* [TAREA]: Por favor, continúa el hilo de foro sobre cómo traducir al inglés la palabra gallega «desfeita» a partir de su último mensaje.

* [TEXTO DADO]:
◆ ◆ ◆ ◆

# Gallego: desfeita



## misfita68

Hola, a ver si alguien que tenga conocimientos de gallego e ingles puede ayudarme. ¿cómo podria traducirse la palabra "desfeita" sin que pierda todas sus connotaciones? se me ocurre "desaguisado" en castellano, pero tampoco encuentro ninguna traduccion para esto que me convenza... la frase seria "A rías das desfeitas", lo mas parecido que se me ocurre es algo asi "The inlet of the outrageous" pero no me convence nada. Tampoco tengo muy claro si traducir "ria" por "inlet" o dejarlo tal cual... gracias anticipadas


----------



## turi

Aqui tienes algunas opciones para "ría". Ya no se si te decantarás por "inlet" (el que has utilizado) o "estuary".  http://forum.wordreference.com/showthread.php?t=371754

También podrías traducirlo como " the outrageous inlet/estuary".
Siento no poder aportar mas.

Saludos, t.

◆ ◆ ◆ ◆

* [DATOS PROPORCIONADOS]:
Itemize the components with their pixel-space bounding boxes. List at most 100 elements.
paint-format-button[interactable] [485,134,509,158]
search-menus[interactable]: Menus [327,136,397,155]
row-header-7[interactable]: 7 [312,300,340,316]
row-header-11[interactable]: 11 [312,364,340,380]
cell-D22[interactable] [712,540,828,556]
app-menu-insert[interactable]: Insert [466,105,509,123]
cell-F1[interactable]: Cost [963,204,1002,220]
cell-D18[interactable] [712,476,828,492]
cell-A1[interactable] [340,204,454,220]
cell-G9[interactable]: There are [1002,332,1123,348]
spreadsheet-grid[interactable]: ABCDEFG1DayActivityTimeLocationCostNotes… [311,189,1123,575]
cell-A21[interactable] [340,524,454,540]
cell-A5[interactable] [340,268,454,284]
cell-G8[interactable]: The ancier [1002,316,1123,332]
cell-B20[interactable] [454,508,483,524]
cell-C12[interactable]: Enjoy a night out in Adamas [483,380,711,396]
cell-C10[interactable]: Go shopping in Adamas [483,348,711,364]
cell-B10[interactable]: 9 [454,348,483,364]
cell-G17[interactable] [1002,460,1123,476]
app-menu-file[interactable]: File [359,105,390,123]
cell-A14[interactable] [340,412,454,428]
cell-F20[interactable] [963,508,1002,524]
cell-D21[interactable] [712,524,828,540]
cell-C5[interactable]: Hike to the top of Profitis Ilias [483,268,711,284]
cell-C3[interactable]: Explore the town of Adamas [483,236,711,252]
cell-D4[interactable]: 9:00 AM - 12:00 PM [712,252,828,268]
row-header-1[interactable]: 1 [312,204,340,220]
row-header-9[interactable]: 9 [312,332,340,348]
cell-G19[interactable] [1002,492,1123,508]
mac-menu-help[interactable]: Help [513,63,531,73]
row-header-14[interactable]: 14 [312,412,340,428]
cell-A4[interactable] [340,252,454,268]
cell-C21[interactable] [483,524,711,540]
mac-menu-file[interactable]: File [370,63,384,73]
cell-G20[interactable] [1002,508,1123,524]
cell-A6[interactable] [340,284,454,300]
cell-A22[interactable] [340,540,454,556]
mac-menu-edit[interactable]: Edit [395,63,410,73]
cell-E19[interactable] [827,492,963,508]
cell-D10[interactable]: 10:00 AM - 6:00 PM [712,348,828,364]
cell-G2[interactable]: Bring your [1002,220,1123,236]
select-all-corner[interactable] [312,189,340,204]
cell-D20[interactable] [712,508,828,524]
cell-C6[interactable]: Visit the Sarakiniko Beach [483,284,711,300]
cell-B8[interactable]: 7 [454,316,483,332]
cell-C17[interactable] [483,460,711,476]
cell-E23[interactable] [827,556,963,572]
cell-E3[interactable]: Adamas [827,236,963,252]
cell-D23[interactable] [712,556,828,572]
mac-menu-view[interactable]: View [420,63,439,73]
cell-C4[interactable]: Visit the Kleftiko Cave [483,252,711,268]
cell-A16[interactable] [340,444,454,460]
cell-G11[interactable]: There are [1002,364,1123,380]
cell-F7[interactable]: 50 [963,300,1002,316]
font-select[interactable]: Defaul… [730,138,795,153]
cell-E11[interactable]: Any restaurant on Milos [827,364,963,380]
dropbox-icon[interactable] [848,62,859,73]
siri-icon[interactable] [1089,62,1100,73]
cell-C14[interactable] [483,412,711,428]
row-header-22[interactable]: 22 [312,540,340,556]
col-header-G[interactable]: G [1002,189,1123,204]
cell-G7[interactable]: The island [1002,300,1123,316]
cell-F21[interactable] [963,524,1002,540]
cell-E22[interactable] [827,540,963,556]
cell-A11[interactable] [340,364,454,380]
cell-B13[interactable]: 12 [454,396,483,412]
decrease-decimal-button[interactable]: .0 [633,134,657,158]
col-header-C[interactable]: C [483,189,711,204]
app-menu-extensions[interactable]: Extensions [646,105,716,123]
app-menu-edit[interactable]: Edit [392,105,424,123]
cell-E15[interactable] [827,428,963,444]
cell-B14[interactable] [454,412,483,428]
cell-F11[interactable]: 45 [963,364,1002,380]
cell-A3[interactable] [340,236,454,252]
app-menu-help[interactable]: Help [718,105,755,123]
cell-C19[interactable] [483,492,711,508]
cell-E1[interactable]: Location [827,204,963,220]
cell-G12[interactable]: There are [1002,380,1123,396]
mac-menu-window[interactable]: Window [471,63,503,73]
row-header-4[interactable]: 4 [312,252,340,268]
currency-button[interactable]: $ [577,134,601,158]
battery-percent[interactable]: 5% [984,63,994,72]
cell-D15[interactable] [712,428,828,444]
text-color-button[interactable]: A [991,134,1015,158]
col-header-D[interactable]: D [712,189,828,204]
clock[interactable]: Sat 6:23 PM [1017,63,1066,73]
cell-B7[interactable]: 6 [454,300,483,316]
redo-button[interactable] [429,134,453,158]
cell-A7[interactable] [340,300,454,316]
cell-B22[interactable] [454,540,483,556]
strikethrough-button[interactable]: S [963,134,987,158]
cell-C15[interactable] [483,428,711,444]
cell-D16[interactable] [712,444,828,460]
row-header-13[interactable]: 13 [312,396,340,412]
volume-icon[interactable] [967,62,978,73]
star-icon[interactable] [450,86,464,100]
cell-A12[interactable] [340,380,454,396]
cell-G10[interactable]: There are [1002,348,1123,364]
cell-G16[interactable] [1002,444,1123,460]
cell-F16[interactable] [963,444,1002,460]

◆ ◆ ◆ ◆

* [RESULTADO]:
----------



## misfita68

gracias, creo que optare por no traducirlo y añadir una pequeña nota. Al final me he decidido por "The Ria of the outrageous blunders", aunque no se si reflejara bastante las connotaciones de "desfeita" en gallego, como barbaridad, desaguisado, un destrozo tremendo...


----------



## turi

No se lo formal que tiene que ser, pero si no lo es mucho, podrías utilizar "cockups".

Saludos, t.


----------



## alexacohen

A mí personalmente me gusta _estuary_ para ría; ¿y qué te parecería _disaster_ para desfeita?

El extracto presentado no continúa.